From the line that has "Transcribe the text in this document." down to the final line of the listing below, transcribe every line exactly, and only those.

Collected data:
BEGIN

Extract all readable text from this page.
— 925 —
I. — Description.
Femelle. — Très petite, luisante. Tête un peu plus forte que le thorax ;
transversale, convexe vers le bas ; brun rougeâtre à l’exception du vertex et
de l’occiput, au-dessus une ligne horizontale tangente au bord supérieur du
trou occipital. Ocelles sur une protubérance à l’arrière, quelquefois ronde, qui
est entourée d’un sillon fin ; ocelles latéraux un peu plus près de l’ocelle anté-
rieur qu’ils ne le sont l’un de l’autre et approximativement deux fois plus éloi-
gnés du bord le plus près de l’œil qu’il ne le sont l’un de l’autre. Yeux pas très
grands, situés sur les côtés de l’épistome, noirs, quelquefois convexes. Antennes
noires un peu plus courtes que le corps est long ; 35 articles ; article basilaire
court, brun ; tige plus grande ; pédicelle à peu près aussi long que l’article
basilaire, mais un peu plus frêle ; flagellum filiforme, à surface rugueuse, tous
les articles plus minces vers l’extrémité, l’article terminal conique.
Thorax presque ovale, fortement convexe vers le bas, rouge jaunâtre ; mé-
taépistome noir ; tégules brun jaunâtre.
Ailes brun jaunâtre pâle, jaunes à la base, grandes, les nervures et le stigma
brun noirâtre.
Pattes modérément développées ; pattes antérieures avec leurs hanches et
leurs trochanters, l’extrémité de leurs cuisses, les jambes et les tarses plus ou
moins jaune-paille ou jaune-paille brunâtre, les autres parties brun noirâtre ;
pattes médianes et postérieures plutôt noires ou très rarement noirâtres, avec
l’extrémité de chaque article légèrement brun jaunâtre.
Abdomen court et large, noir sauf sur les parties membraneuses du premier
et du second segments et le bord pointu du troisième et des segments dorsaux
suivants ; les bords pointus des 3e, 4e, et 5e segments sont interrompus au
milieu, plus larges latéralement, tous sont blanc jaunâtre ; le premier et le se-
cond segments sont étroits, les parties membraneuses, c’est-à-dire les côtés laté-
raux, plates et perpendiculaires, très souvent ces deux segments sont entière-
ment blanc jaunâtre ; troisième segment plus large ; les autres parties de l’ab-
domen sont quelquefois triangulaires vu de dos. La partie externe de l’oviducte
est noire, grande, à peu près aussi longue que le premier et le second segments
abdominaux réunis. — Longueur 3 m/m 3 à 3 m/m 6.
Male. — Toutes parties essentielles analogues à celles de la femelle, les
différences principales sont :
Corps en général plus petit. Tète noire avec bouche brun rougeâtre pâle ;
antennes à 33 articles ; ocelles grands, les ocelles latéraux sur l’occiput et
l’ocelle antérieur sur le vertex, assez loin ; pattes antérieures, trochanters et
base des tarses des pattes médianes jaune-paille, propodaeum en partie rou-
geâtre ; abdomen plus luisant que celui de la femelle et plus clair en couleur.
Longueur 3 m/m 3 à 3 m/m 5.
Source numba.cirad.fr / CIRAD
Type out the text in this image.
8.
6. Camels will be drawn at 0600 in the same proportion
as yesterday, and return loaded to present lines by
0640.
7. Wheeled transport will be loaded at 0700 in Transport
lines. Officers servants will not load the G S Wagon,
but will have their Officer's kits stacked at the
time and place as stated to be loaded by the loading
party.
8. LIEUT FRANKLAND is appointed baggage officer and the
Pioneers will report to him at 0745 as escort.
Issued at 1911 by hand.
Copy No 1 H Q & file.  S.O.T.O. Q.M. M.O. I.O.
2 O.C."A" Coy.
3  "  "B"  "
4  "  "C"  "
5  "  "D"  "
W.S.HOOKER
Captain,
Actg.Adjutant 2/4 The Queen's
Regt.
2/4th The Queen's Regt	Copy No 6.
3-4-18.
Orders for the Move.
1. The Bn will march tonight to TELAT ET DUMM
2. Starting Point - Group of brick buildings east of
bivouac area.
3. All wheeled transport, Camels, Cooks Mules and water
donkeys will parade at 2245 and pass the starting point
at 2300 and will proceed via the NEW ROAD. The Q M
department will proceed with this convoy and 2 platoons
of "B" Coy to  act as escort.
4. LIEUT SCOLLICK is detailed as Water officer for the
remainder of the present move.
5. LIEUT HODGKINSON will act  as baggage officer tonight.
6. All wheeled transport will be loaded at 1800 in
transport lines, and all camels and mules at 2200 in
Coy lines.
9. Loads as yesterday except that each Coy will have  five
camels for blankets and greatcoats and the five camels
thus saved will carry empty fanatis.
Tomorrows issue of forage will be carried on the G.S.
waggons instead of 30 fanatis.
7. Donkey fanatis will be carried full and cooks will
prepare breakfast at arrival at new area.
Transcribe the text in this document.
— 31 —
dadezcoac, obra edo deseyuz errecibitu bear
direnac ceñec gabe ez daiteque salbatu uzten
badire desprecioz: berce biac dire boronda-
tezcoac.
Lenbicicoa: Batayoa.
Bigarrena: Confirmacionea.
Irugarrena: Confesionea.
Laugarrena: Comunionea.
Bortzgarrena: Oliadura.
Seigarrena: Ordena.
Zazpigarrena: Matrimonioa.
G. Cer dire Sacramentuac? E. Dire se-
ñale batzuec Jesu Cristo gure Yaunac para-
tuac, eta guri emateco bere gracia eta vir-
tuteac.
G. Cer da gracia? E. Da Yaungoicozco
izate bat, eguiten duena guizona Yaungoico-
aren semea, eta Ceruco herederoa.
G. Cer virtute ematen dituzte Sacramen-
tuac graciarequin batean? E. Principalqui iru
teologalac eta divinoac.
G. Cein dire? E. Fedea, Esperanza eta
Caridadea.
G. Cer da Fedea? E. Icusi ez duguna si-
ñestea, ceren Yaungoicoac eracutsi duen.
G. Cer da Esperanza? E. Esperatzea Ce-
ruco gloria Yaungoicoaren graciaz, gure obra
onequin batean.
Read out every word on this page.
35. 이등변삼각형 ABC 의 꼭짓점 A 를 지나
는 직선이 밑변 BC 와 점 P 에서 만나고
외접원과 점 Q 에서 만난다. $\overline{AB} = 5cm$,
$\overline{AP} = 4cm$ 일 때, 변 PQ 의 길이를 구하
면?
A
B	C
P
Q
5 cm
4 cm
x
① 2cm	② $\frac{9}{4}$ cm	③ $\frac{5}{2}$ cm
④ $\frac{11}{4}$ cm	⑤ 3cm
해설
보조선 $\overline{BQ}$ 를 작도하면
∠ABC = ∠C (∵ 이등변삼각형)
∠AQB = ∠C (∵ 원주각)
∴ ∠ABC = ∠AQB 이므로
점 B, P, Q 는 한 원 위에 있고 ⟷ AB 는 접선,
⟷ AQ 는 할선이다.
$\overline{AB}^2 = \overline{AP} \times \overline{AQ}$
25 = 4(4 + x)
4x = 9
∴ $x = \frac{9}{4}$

END

THE ANSWER –
Transcribe the text in this document.
— 31 —
dadezcoac, obra edo deseyuz errecibitu bear
direnac ceñec gabe ez daiteque salbatu uzten
badire desprecioz: berce biac dire boronda-
tezcoac.
Lenbicicoa: Batayoa.
Bigarrena: Confirmacionea.
Irugarrena: Confesionea.
Laugarrena: Comunionea.
Bortzgarrena: Oliadura.
Seigarrena: Ordena.
Zazpigarrena: Matrimonioa.
G. Cer dire Sacramentuac? E. Dire se-
ñale batzuec Jesu Cristo gure Yaunac para-
tuac, eta guri emateco bere gracia eta vir-
tuteac.
G. Cer da gracia? E. Da Yaungoicozco
izate bat, eguiten duena guizona Yaungoico-
aren semea, eta Ceruco herederoa.
G. Cer virtute ematen dituzte Sacramen-
tuac graciarequin batean? E. Principalqui iru
teologalac eta divinoac.
G. Cein dire? E. Fedea, Esperanza eta
Caridadea.
G. Cer da Fedea? E. Icusi ez duguna si-
ñestea, ceren Yaungoicoac eracutsi duen.
G. Cer da Esperanza? E. Esperatzea Ce-
ruco gloria Yaungoicoaren graciaz, gure obra
onequin batean.
Read out every word on this page.
35. 이등변삼각형 ABC 의 꼭짓점 A 를 지나
는 직선이 밑변 BC 와 점 P 에서 만나고
외접원과 점 Q 에서 만난다. $\overline{AB} = 5cm$,
$\overline{AP} = 4cm$ 일 때, 변 PQ 의 길이를 구하
면?
A
B	C
P
Q
5 cm
4 cm
x
① 2cm	② $\frac{9}{4}$ cm	③ $\frac{5}{2}$ cm
④ $\frac{11}{4}$ cm	⑤ 3cm
해설
보조선 $\overline{BQ}$ 를 작도하면
∠ABC = ∠C (∵ 이등변삼각형)
∠AQB = ∠C (∵ 원주각)
∴ ∠ABC = ∠AQB 이므로
점 B, P, Q 는 한 원 위에 있고 ⟷ AB 는 접선,
⟷ AQ 는 할선이다.
$\overline{AB}^2 = \overline{AP} \times \overline{AQ}$
25 = 4(4 + x)
4x = 9
∴ $x = \frac{9}{4}$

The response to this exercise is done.